» **Goal**: Select from the records below every line that has the word "https" in it.

-.-.-

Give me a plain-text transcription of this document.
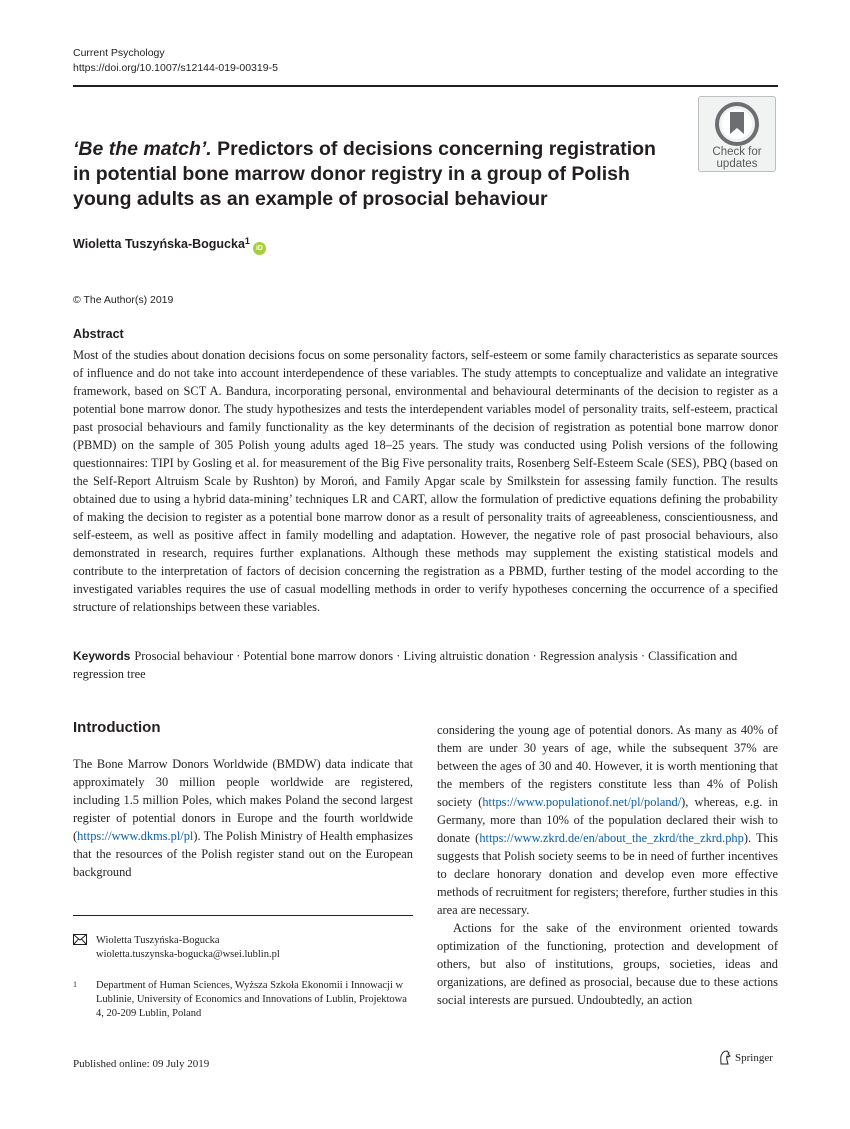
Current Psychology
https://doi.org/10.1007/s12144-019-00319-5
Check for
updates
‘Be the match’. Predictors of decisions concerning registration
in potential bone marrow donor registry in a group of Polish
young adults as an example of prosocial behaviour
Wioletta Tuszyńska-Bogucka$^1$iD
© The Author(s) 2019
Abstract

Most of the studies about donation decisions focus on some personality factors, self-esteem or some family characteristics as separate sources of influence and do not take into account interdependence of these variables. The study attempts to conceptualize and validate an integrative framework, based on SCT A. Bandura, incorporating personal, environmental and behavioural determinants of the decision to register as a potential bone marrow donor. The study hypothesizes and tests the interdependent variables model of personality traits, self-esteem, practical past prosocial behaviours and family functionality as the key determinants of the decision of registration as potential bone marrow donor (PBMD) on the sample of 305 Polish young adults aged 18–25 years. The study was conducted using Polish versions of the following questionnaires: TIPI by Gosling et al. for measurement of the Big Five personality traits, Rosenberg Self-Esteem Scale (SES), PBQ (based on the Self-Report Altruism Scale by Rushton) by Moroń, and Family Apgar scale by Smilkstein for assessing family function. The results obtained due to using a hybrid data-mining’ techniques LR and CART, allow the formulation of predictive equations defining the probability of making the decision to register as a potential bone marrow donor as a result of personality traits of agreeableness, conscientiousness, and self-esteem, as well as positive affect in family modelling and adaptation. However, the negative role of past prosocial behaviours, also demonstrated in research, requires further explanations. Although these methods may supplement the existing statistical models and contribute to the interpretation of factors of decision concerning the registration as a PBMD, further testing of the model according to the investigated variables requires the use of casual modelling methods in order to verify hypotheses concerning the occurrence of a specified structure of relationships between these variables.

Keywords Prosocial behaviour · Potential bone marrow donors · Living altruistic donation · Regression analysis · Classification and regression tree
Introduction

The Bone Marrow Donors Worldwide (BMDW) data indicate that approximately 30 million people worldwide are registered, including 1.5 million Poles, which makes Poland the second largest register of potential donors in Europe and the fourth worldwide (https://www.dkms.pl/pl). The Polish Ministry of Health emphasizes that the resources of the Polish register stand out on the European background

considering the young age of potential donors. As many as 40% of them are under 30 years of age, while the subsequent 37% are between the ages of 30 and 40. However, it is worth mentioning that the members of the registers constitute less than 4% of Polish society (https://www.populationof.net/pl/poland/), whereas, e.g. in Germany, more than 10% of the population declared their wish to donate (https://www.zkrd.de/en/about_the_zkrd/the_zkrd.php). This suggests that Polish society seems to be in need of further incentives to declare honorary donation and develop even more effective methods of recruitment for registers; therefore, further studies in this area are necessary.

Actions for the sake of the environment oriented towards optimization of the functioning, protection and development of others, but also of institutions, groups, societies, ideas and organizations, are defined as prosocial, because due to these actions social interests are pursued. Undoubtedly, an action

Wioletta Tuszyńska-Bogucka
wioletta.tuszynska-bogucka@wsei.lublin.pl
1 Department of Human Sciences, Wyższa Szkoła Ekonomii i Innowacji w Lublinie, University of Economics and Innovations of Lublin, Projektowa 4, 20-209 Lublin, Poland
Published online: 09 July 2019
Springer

-.-.-

» **Answer to the exercise**:
https://doi.org/10.1007/s12144-019-00319-5
The Bone Marrow Donors Worldwide (BMDW) data indicate that approximately 30 million people worldwide are registered, including 1.5 million Poles, which makes Poland the second largest register of potential donors in Europe and the fourth worldwide (https://www.dkms.pl/pl). The Polish Ministry of Health emphasizes that the resources of the Polish register stand out on the European background
considering the young age of potential donors. As many as 40% of them are under 30 years of age, while the subsequent 37% are between the ages of 30 and 40. However, it is worth mentioning that the members of the registers constitute less than 4% of Polish society (https://www.populationof.net/pl/poland/), whereas, e.g. in Germany, more than 10% of the population declared their wish to donate (https://www.zkrd.de/en/about_the_zkrd/the_zkrd.php). This suggests that Polish society seems to be in need of further incentives to declare honorary donation and develop even more effective methods of recruitment for registers; therefore, further studies in this area are necessary.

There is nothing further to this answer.